#### WHAT TO DO:
In the lines below, how many hold the word "Неудовлетворённость"? Answer only with the number.
***** STORED RECORDS *****
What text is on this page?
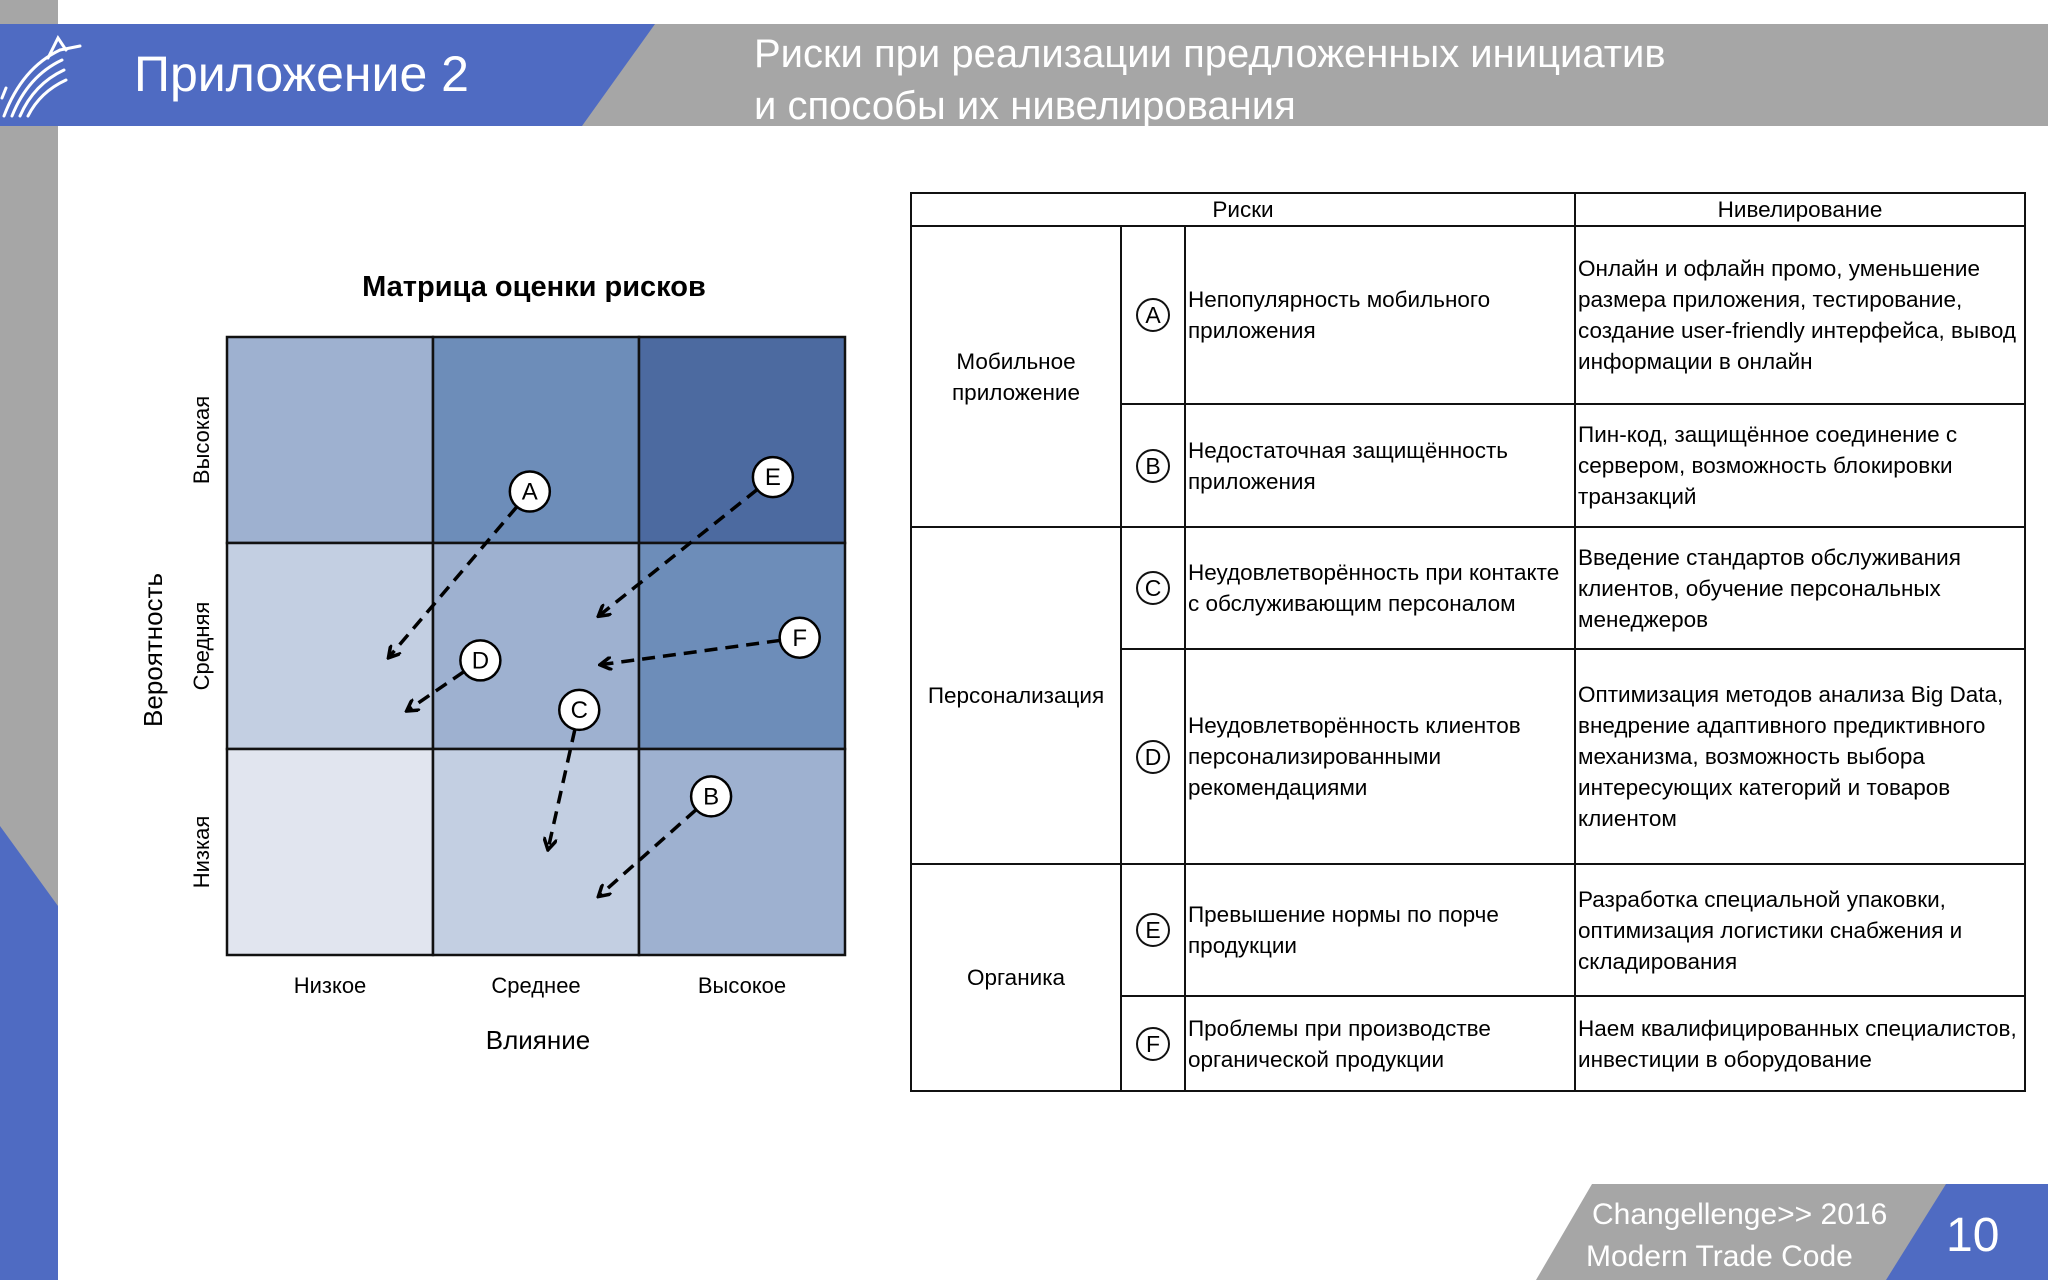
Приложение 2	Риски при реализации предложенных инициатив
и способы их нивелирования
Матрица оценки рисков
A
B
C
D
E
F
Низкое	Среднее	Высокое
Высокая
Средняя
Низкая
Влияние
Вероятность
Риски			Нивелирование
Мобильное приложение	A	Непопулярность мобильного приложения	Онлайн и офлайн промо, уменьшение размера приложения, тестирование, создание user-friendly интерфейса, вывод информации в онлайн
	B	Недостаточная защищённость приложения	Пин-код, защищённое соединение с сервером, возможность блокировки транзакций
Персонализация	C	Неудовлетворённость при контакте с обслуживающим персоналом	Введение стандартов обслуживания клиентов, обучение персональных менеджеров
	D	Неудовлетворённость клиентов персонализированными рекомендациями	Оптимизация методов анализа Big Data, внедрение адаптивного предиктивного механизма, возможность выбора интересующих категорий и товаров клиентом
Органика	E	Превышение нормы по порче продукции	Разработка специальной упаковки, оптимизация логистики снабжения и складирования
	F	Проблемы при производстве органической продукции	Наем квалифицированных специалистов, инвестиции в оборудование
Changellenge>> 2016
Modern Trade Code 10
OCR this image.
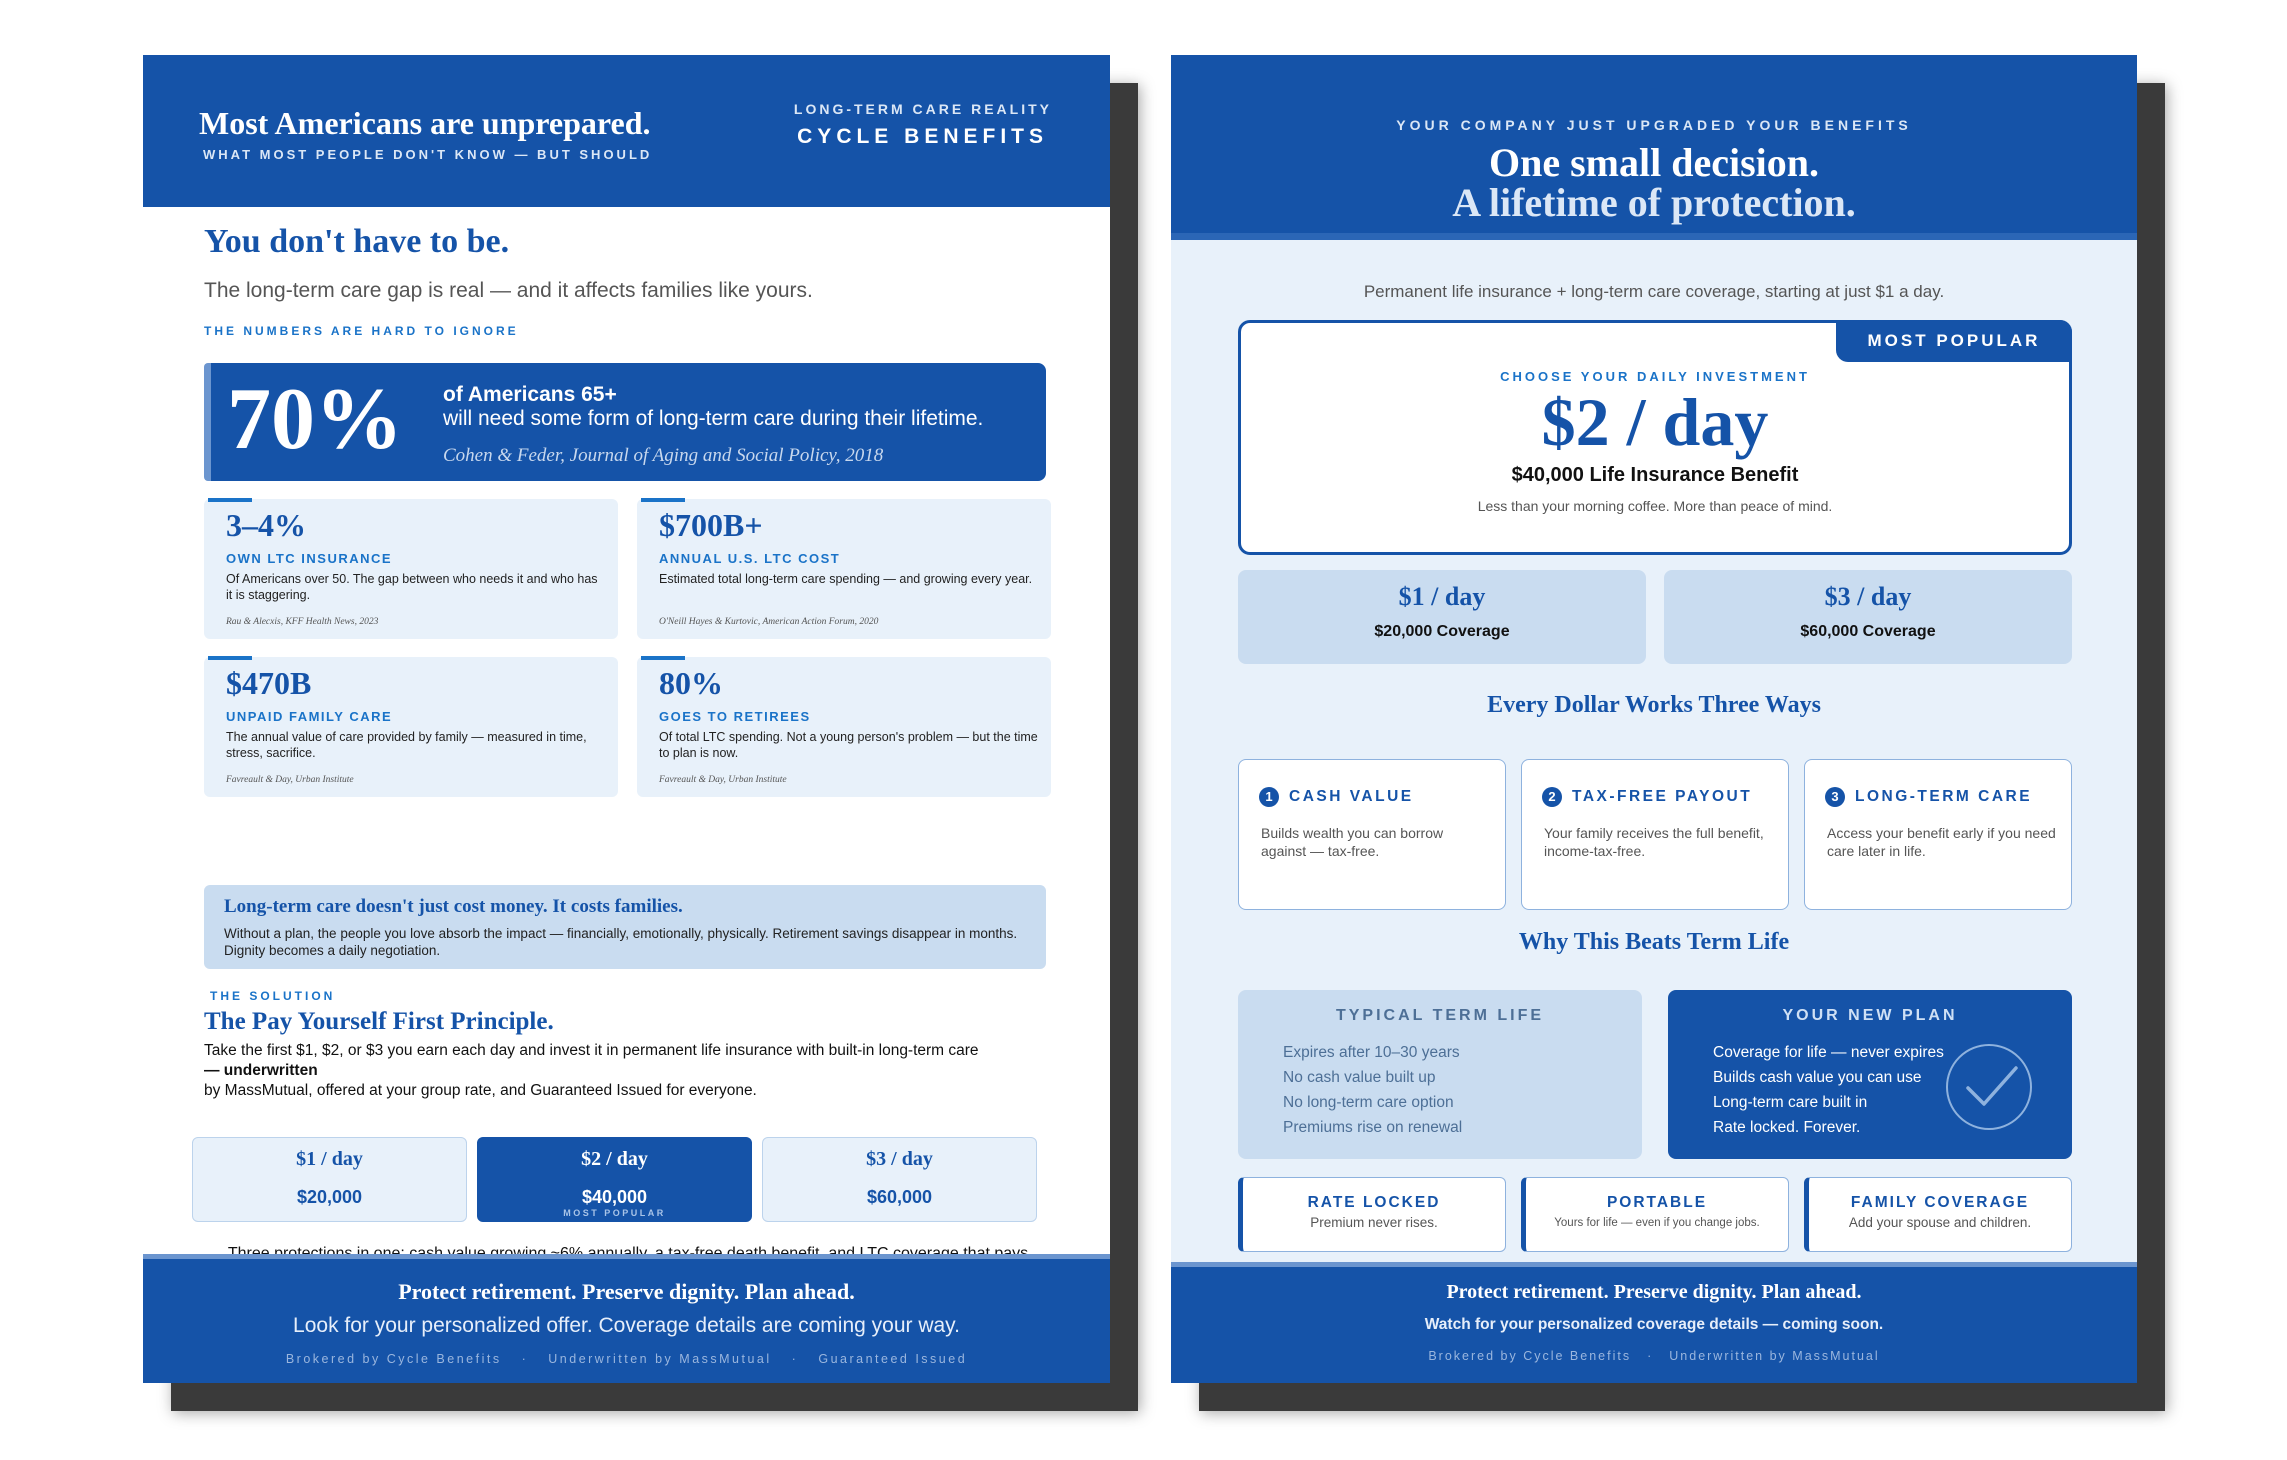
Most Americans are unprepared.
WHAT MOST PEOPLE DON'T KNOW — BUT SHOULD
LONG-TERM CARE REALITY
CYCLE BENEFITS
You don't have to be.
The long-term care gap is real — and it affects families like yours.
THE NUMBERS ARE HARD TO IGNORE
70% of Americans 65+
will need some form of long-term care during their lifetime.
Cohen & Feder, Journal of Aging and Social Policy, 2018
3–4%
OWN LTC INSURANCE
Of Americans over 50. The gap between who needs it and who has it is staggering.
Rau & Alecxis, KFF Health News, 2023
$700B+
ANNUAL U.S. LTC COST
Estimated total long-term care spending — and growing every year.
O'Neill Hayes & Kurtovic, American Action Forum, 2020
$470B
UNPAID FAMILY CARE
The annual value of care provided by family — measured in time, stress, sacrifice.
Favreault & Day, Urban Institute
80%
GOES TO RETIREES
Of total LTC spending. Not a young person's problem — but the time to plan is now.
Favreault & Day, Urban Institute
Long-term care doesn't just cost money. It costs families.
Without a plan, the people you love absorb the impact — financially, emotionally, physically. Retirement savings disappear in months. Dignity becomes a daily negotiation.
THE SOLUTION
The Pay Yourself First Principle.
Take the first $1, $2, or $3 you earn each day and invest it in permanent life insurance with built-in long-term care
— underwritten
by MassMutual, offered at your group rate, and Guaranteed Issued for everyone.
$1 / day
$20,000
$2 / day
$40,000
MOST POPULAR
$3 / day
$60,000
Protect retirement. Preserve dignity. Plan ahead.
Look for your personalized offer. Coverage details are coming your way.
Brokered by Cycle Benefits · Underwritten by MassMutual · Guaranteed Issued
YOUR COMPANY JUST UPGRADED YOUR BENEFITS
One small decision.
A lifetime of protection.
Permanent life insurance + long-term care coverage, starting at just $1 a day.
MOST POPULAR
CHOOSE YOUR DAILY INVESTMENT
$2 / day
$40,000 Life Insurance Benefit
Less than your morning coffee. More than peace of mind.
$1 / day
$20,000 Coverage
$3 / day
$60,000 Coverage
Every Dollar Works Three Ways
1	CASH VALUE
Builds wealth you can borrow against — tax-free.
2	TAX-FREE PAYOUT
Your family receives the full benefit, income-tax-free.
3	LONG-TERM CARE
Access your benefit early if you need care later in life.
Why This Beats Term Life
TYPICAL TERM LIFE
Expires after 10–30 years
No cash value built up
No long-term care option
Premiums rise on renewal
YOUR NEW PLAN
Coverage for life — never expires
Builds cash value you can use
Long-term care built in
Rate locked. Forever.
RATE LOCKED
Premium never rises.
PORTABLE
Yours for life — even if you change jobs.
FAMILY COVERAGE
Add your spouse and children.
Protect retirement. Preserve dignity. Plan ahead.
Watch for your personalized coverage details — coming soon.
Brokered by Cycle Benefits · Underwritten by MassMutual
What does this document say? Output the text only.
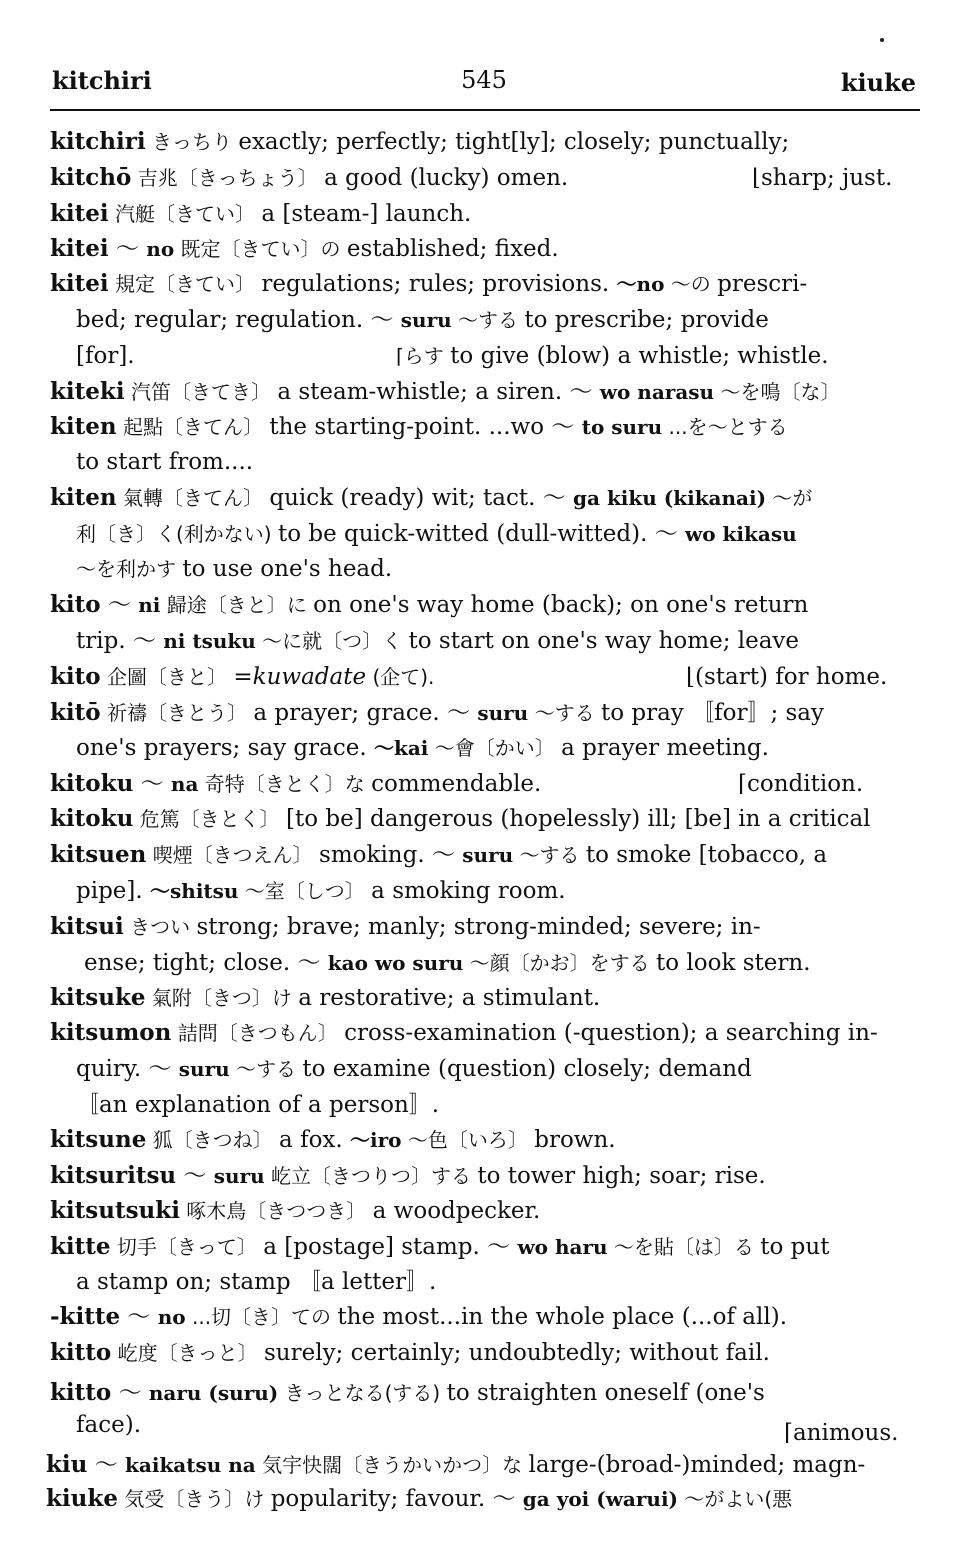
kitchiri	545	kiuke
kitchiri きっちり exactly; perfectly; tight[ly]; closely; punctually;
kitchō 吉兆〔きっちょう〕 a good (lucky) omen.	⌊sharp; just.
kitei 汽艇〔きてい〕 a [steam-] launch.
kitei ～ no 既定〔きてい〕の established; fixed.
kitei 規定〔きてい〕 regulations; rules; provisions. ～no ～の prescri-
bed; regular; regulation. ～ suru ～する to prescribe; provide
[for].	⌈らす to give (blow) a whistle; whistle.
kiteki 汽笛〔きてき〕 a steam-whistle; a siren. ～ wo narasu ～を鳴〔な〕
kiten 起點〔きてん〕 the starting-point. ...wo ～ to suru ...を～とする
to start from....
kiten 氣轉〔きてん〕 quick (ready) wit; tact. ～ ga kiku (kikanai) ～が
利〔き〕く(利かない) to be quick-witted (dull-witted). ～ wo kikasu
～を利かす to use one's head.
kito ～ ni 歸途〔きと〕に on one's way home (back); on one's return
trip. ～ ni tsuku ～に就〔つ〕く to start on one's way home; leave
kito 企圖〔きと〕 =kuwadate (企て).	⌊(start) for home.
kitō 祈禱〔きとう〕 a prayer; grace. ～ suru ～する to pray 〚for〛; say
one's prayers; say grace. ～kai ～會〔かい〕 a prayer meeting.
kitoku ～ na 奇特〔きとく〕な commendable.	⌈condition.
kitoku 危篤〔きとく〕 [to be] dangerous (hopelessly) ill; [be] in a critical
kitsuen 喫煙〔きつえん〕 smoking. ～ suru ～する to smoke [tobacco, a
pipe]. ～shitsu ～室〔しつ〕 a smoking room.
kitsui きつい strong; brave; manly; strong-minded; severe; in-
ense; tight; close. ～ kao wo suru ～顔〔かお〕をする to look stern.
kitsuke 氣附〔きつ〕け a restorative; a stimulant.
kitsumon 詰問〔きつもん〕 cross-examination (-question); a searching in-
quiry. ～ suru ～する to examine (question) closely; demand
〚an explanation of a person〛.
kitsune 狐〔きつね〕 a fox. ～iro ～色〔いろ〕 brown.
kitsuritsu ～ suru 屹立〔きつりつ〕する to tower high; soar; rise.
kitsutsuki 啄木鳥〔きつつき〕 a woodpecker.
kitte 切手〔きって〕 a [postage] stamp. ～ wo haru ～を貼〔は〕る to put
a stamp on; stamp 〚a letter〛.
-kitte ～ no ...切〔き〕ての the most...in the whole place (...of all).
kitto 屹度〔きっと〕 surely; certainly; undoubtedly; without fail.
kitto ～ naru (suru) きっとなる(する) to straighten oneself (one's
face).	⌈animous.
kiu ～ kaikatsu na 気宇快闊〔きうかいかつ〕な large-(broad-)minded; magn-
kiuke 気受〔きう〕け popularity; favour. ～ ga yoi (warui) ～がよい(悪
*****
#### FINAL RESULT:
2